What this task involves =
Without the images, write out the whole listing exactly.

Task material =
○ ○ ○

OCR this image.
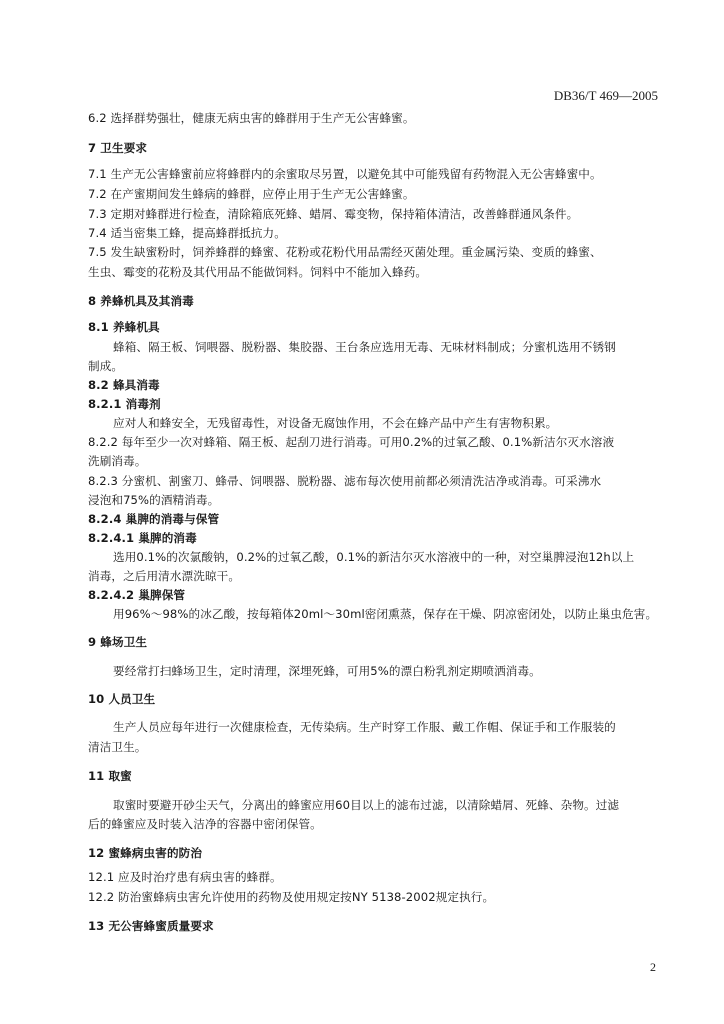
DB36/T 469—2005
6.2 选择群势强壮，健康无病虫害的蜂群用于生产无公害蜂蜜。
7 卫生要求
7.1 生产无公害蜂蜜前应将蜂群内的余蜜取尽另置，以避免其中可能残留有药物混入无公害蜂蜜中。
7.2 在产蜜期间发生蜂病的蜂群，应停止用于生产无公害蜂蜜。
7.3 定期对蜂群进行检查，清除箱底死蜂、蜡屑、霉变物，保持箱体清洁，改善蜂群通风条件。
7.4 适当密集工蜂，提高蜂群抵抗力。
7.5 发生缺蜜粉时，饲养蜂群的蜂蜜、花粉或花粉代用品需经灭菌处理。重金属污染、变质的蜂蜜、
生虫、霉变的花粉及其代用品不能做饲料。饲料中不能加入蜂药。
8 养蜂机具及其消毒
8.1 养蜂机具
蜂箱、隔王板、饲喂器、脱粉器、集胶器、王台条应选用无毒、无味材料制成；分蜜机选用不锈钢
制成。
8.2 蜂具消毒
8.2.1 消毒剂
应对人和蜂安全，无残留毒性，对设备无腐蚀作用，不会在蜂产品中产生有害物积累。
8.2.2 每年至少一次对蜂箱、隔王板、起刮刀进行消毒。可用0.2%的过氧乙酸、0.1%新洁尔灭水溶液
洗刷消毒。
8.2.3 分蜜机、割蜜刀、蜂帚、饲喂器、脱粉器、滤布每次使用前都必须清洗洁净或消毒。可采沸水
浸泡和75%的酒精消毒。
8.2.4 巢脾的消毒与保管
8.2.4.1 巢脾的消毒
选用0.1%的次氯酸钠，0.2%的过氧乙酸，0.1%的新洁尔灭水溶液中的一种，对空巢脾浸泡12h以上
消毒，之后用清水漂洗晾干。
8.2.4.2 巢脾保管
用96%～98%的冰乙酸，按每箱体20ml～30ml密闭熏蒸，保存在干燥、阴凉密闭处，以防止巢虫危害。
9 蜂场卫生
要经常打扫蜂场卫生，定时清理，深埋死蜂，可用5%的漂白粉乳剂定期喷洒消毒。
10 人员卫生
生产人员应每年进行一次健康检查，无传染病。生产时穿工作服、戴工作帽、保证手和工作服装的
清洁卫生。
11 取蜜
取蜜时要避开砂尘天气，分离出的蜂蜜应用60目以上的滤布过滤，以清除蜡屑、死蜂、杂物。过滤
后的蜂蜜应及时装入洁净的容器中密闭保管。
12 蜜蜂病虫害的防治
12.1 应及时治疗患有病虫害的蜂群。
12.2 防治蜜蜂病虫害允许使用的药物及使用规定按NY 5138-2002规定执行。
13 无公害蜂蜜质量要求
2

○ ○ ○

Task result =
OCR this image.
DB36/T 469—2005
6.2 选择群势强壮，健康无病虫害的蜂群用于生产无公害蜂蜜。
7 卫生要求
7.1 生产无公害蜂蜜前应将蜂群内的余蜜取尽另置，以避免其中可能残留有药物混入无公害蜂蜜中。
7.2 在产蜜期间发生蜂病的蜂群，应停止用于生产无公害蜂蜜。
7.3 定期对蜂群进行检查，清除箱底死蜂、蜡屑、霉变物，保持箱体清洁，改善蜂群通风条件。
7.4 适当密集工蜂，提高蜂群抵抗力。
7.5 发生缺蜜粉时，饲养蜂群的蜂蜜、花粉或花粉代用品需经灭菌处理。重金属污染、变质的蜂蜜、
生虫、霉变的花粉及其代用品不能做饲料。饲料中不能加入蜂药。
8 养蜂机具及其消毒
8.1 养蜂机具
蜂箱、隔王板、饲喂器、脱粉器、集胶器、王台条应选用无毒、无味材料制成；分蜜机选用不锈钢
制成。
8.2 蜂具消毒
8.2.1 消毒剂
应对人和蜂安全，无残留毒性，对设备无腐蚀作用，不会在蜂产品中产生有害物积累。
8.2.2 每年至少一次对蜂箱、隔王板、起刮刀进行消毒。可用0.2%的过氧乙酸、0.1%新洁尔灭水溶液
洗刷消毒。
8.2.3 分蜜机、割蜜刀、蜂帚、饲喂器、脱粉器、滤布每次使用前都必须清洗洁净或消毒。可采沸水
浸泡和75%的酒精消毒。
8.2.4 巢脾的消毒与保管
8.2.4.1 巢脾的消毒
选用0.1%的次氯酸钠，0.2%的过氧乙酸，0.1%的新洁尔灭水溶液中的一种，对空巢脾浸泡12h以上
消毒，之后用清水漂洗晾干。
8.2.4.2 巢脾保管
用96%～98%的冰乙酸，按每箱体20ml～30ml密闭熏蒸，保存在干燥、阴凉密闭处，以防止巢虫危害。
9 蜂场卫生
要经常打扫蜂场卫生，定时清理，深埋死蜂，可用5%的漂白粉乳剂定期喷洒消毒。
10 人员卫生
生产人员应每年进行一次健康检查，无传染病。生产时穿工作服、戴工作帽、保证手和工作服装的
清洁卫生。
11 取蜜
取蜜时要避开砂尘天气，分离出的蜂蜜应用60目以上的滤布过滤，以清除蜡屑、死蜂、杂物。过滤
后的蜂蜜应及时装入洁净的容器中密闭保管。
12 蜜蜂病虫害的防治
12.1 应及时治疗患有病虫害的蜂群。
12.2 防治蜜蜂病虫害允许使用的药物及使用规定按NY 5138-2002规定执行。
13 无公害蜂蜜质量要求
2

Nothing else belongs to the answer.